DATA LINES =
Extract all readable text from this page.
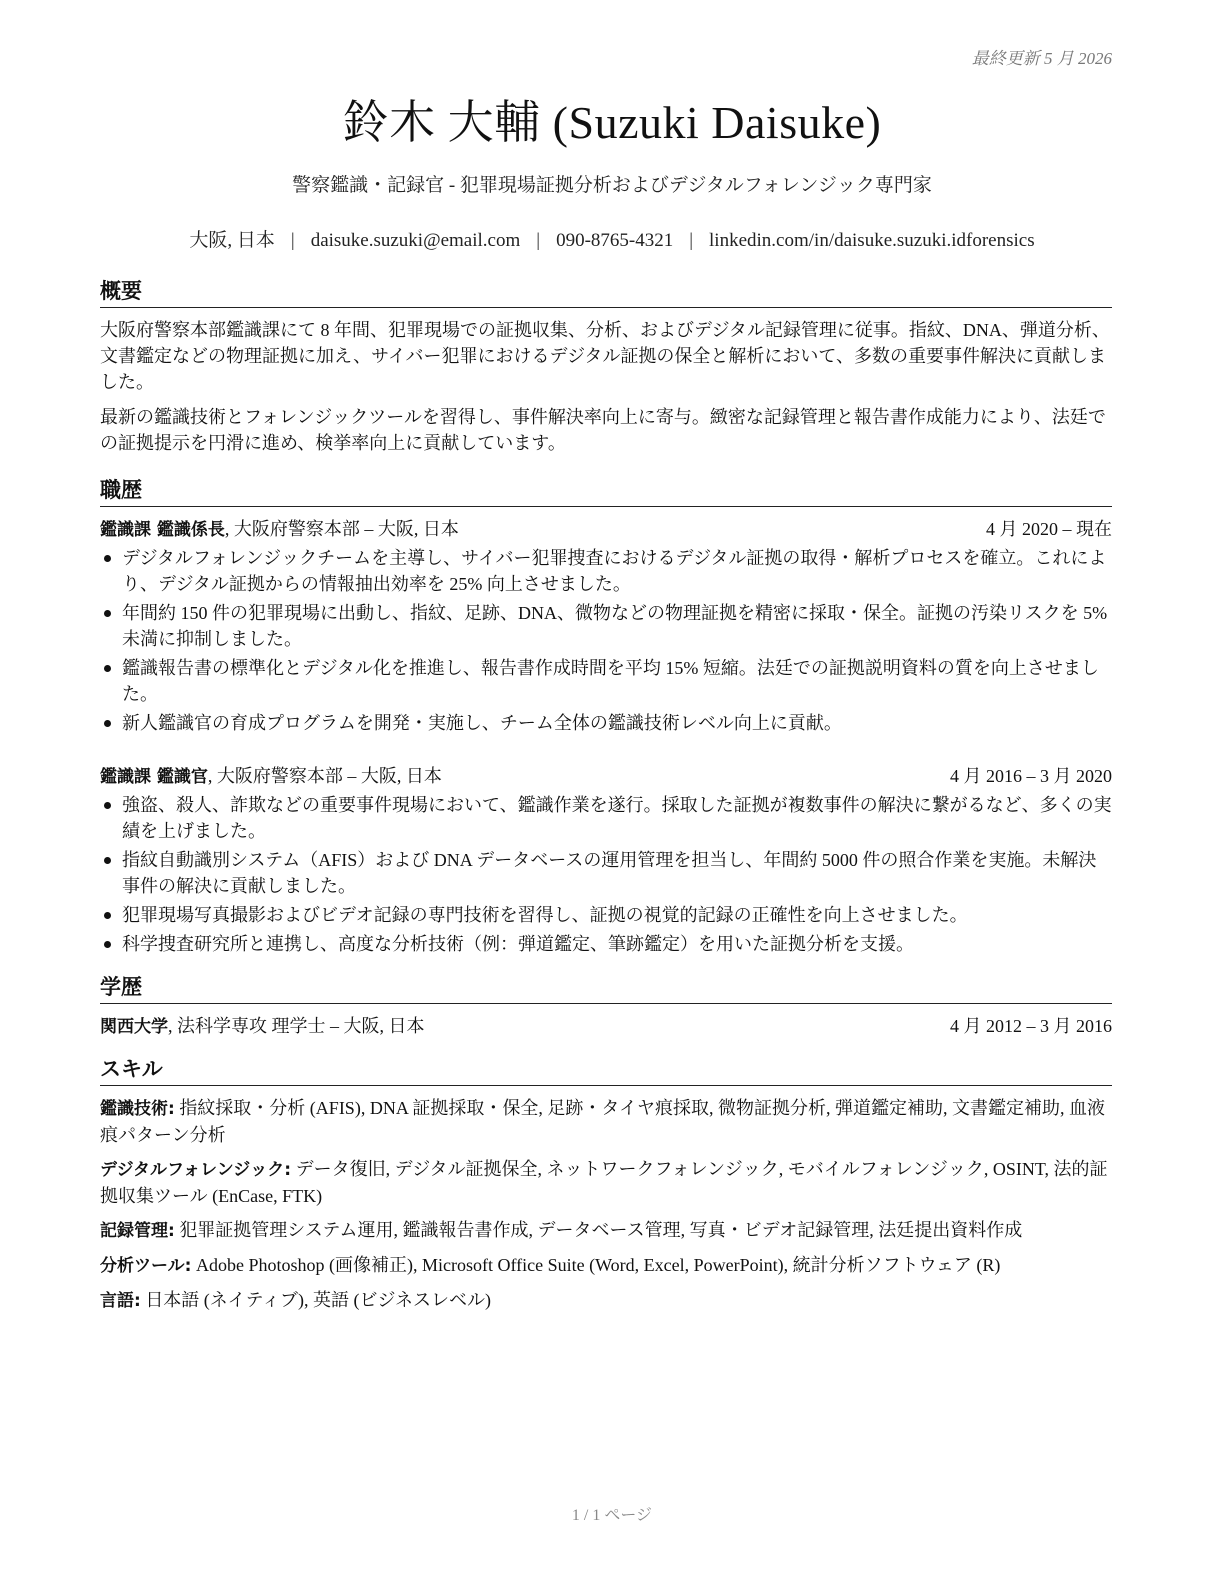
最終更新 5 月 2026
鈴木 大輔 (Suzuki Daisuke)
警察鑑識・記録官 - 犯罪現場証拠分析およびデジタルフォレンジック専門家
大阪, 日本 | daisuke.suzuki@email.com | 090-8765-4321 | linkedin.com/in/daisuke.suzuki.idforensics
概要
大阪府警察本部鑑識課にて 8 年間、犯罪現場での証拠収集、分析、およびデジタル記録管理に従事。指紋、DNA、弾道分析、文書鑑定などの物理証拠に加え、サイバー犯罪におけるデジタル証拠の保全と解析において、多数の重要事件解決に貢献しました。
最新の鑑識技術とフォレンジックツールを習得し、事件解決率向上に寄与。緻密な記録管理と報告書作成能力により、法廷での証拠提示を円滑に進め、検挙率向上に貢献しています。
職歴
鑑識課 鑑識係長, 大阪府警察本部 – 大阪, 日本	4 月 2020 – 現在
デジタルフォレンジックチームを主導し、サイバー犯罪捜査におけるデジタル証拠の取得・解析プロセスを確立。これにより、デジタル証拠からの情報抽出効率を 25% 向上させました。
年間約 150 件の犯罪現場に出動し、指紋、足跡、DNA、微物などの物理証拠を精密に採取・保全。証拠の汚染リスクを 5% 未満に抑制しました。
鑑識報告書の標準化とデジタル化を推進し、報告書作成時間を平均 15% 短縮。法廷での証拠説明資料の質を向上させました。
新人鑑識官の育成プログラムを開発・実施し、チーム全体の鑑識技術レベル向上に貢献。
鑑識課 鑑識官, 大阪府警察本部 – 大阪, 日本	4 月 2016 – 3 月 2020
強盗、殺人、詐欺などの重要事件現場において、鑑識作業を遂行。採取した証拠が複数事件の解決に繋がるなど、多くの実績を上げました。
指紋自動識別システム（AFIS）および DNA データベースの運用管理を担当し、年間約 5000 件の照合作業を実施。未解決事件の解決に貢献しました。
犯罪現場写真撮影およびビデオ記録の専門技術を習得し、証拠の視覚的記録の正確性を向上させました。
科学捜査研究所と連携し、高度な分析技術（例：弾道鑑定、筆跡鑑定）を用いた証拠分析を支援。
学歴
関西大学, 法科学専攻 理学士 – 大阪, 日本	4 月 2012 – 3 月 2016
スキル
鑑識技術: 指紋採取・分析 (AFIS), DNA 証拠採取・保全, 足跡・タイヤ痕採取, 微物証拠分析, 弾道鑑定補助, 文書鑑定補助, 血液痕パターン分析
デジタルフォレンジック: データ復旧, デジタル証拠保全, ネットワークフォレンジック, モバイルフォレンジック, OSINT, 法的証拠収集ツール (EnCase, FTK)
記録管理: 犯罪証拠管理システム運用, 鑑識報告書作成, データベース管理, 写真・ビデオ記録管理, 法廷提出資料作成
分析ツール: Adobe Photoshop (画像補正), Microsoft Office Suite (Word, Excel, PowerPoint), 統計分析ソフトウェア (R)
言語: 日本語 (ネイティブ), 英語 (ビジネスレベル)
1 / 1 ページ
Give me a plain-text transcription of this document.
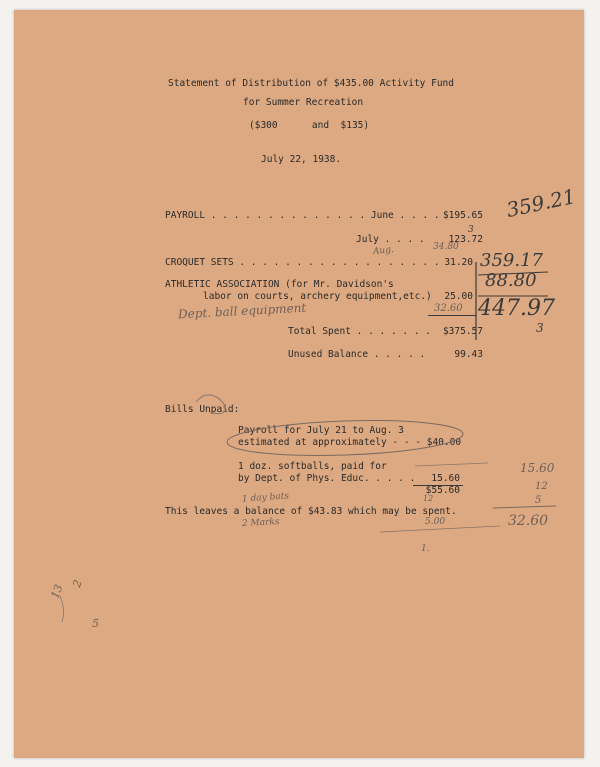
Statement of Distribution of $435.00 Activity Fund
for Summer Recreation
($300      and  $135)
July 22, 1938.
PAYROLL . . . . . . . . . . . . . . June . . . . $195.65
July . . . .	123.72
CROQUET SETS . . . . . . . . . . . . . . . . . . 31.20
ATHLETIC ASSOCIATION (for Mr. Davidson's
labor on courts, archery equipment,etc.)	25.00
Total Spent . . . . . . .	$375.57
Unused Balance . . . . .	99.43
Bills Unpaid:
Payroll for July 21 to Aug. 3
estimated at approximately - - - $40.00
1 doz. softballs, paid for
by Dept. of Phys. Educ. . . . .	15.60
$55.60
This leaves a balance of $43.83 which may be spent.
359.21
3
Aug.	34.80
359.17
88.80
32.60 447.97
3
Dept. ball equipment
15.60
12
5
32.60
12
1 day bats
2 Marks	5.00
1.
13 2
5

WHAT THE TASK ASKS = Reproduce the material in full, word for word, and omit the pictures.

TASK OUTPUT =
Extract all readable text from this page.
最終更新 5 月 2026
鈴木 大輔 (Suzuki Daisuke)
警察鑑識・記録官 - 犯罪現場証拠分析およびデジタルフォレンジック専門家
大阪, 日本 | daisuke.suzuki@email.com | 090-8765-4321 | linkedin.com/in/daisuke.suzuki.idforensics
概要
大阪府警察本部鑑識課にて 8 年間、犯罪現場での証拠収集、分析、およびデジタル記録管理に従事。指紋、DNA、弾道分析、文書鑑定などの物理証拠に加え、サイバー犯罪におけるデジタル証拠の保全と解析において、多数の重要事件解決に貢献しました。
最新の鑑識技術とフォレンジックツールを習得し、事件解決率向上に寄与。緻密な記録管理と報告書作成能力により、法廷での証拠提示を円滑に進め、検挙率向上に貢献しています。
職歴
鑑識課 鑑識係長, 大阪府警察本部 – 大阪, 日本	4 月 2020 – 現在
デジタルフォレンジックチームを主導し、サイバー犯罪捜査におけるデジタル証拠の取得・解析プロセスを確立。これにより、デジタル証拠からの情報抽出効率を 25% 向上させました。
年間約 150 件の犯罪現場に出動し、指紋、足跡、DNA、微物などの物理証拠を精密に採取・保全。証拠の汚染リスクを 5% 未満に抑制しました。
鑑識報告書の標準化とデジタル化を推進し、報告書作成時間を平均 15% 短縮。法廷での証拠説明資料の質を向上させました。
新人鑑識官の育成プログラムを開発・実施し、チーム全体の鑑識技術レベル向上に貢献。
鑑識課 鑑識官, 大阪府警察本部 – 大阪, 日本	4 月 2016 – 3 月 2020
強盗、殺人、詐欺などの重要事件現場において、鑑識作業を遂行。採取した証拠が複数事件の解決に繋がるなど、多くの実績を上げました。
指紋自動識別システム（AFIS）および DNA データベースの運用管理を担当し、年間約 5000 件の照合作業を実施。未解決事件の解決に貢献しました。
犯罪現場写真撮影およびビデオ記録の専門技術を習得し、証拠の視覚的記録の正確性を向上させました。
科学捜査研究所と連携し、高度な分析技術（例：弾道鑑定、筆跡鑑定）を用いた証拠分析を支援。
学歴
関西大学, 法科学専攻 理学士 – 大阪, 日本	4 月 2012 – 3 月 2016
スキル
鑑識技術: 指紋採取・分析 (AFIS), DNA 証拠採取・保全, 足跡・タイヤ痕採取, 微物証拠分析, 弾道鑑定補助, 文書鑑定補助, 血液痕パターン分析
デジタルフォレンジック: データ復旧, デジタル証拠保全, ネットワークフォレンジック, モバイルフォレンジック, OSINT, 法的証拠収集ツール (EnCase, FTK)
記録管理: 犯罪証拠管理システム運用, 鑑識報告書作成, データベース管理, 写真・ビデオ記録管理, 法廷提出資料作成
分析ツール: Adobe Photoshop (画像補正), Microsoft Office Suite (Word, Excel, PowerPoint), 統計分析ソフトウェア (R)
言語: 日本語 (ネイティブ), 英語 (ビジネスレベル)
1 / 1 ページ
Give me a plain-text transcription of this document.
Statement of Distribution of $435.00 Activity Fund
for Summer Recreation
($300      and  $135)
July 22, 1938.
PAYROLL . . . . . . . . . . . . . . June . . . . $195.65
July . . . .	123.72
CROQUET SETS . . . . . . . . . . . . . . . . . . 31.20
ATHLETIC ASSOCIATION (for Mr. Davidson's
labor on courts, archery equipment,etc.)	25.00
Total Spent . . . . . . .	$375.57
Unused Balance . . . . .	99.43
Bills Unpaid:
Payroll for July 21 to Aug. 3
estimated at approximately - - - $40.00
1 doz. softballs, paid for
by Dept. of Phys. Educ. . . . .	15.60
$55.60
This leaves a balance of $43.83 which may be spent.
359.21
3
Aug.	34.80
359.17
88.80
32.60 447.97
3
Dept. ball equipment
15.60
12
5
32.60
12
1 day bats
2 Marks	5.00
1.
13 2
5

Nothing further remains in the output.